» TASK DETAILS: Look for "color" in the listing below. Gather each line that contains it.

Data entries:
+ + + +

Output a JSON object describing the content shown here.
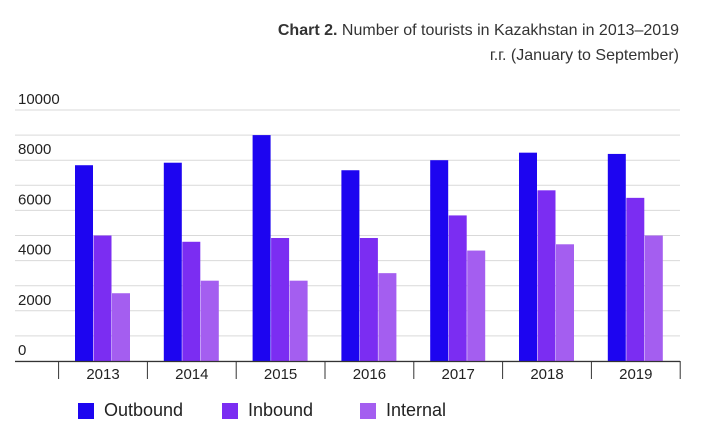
{
  "title": {
    "bold": "Chart 2.",
    "text": "Number of tourists in Kazakhstan in 2013–2019 г.г. (January to September)"
  },
  "chart_data": {
    "type": "bar",
    "categories": [
      "2013",
      "2014",
      "2015",
      "2016",
      "2017",
      "2018",
      "2019"
    ],
    "series": [
      {
        "name": "Outbound",
        "color": "#1d05f0",
        "values": [
          7800,
          7900,
          9000,
          7600,
          8000,
          8300,
          8250
        ]
      },
      {
        "name": "Inbound",
        "color": "#7b2df2",
        "values": [
          5000,
          4750,
          4900,
          4900,
          5800,
          6800,
          6500
        ]
      },
      {
        "name": "Internal",
        "color": "#a45ef0",
        "values": [
          2700,
          3200,
          3200,
          3500,
          4400,
          4650,
          5000
        ]
      }
    ],
    "yticks": [
      0,
      2000,
      4000,
      6000,
      8000,
      10000
    ],
    "ylim": [
      0,
      10000
    ],
    "grid": true,
    "legend": "bottom"
  }
}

+ + + +

» FULL SOLUTION:
        "color": "#1d05f0",
        "color": "#7b2df2",
        "color": "#a45ef0",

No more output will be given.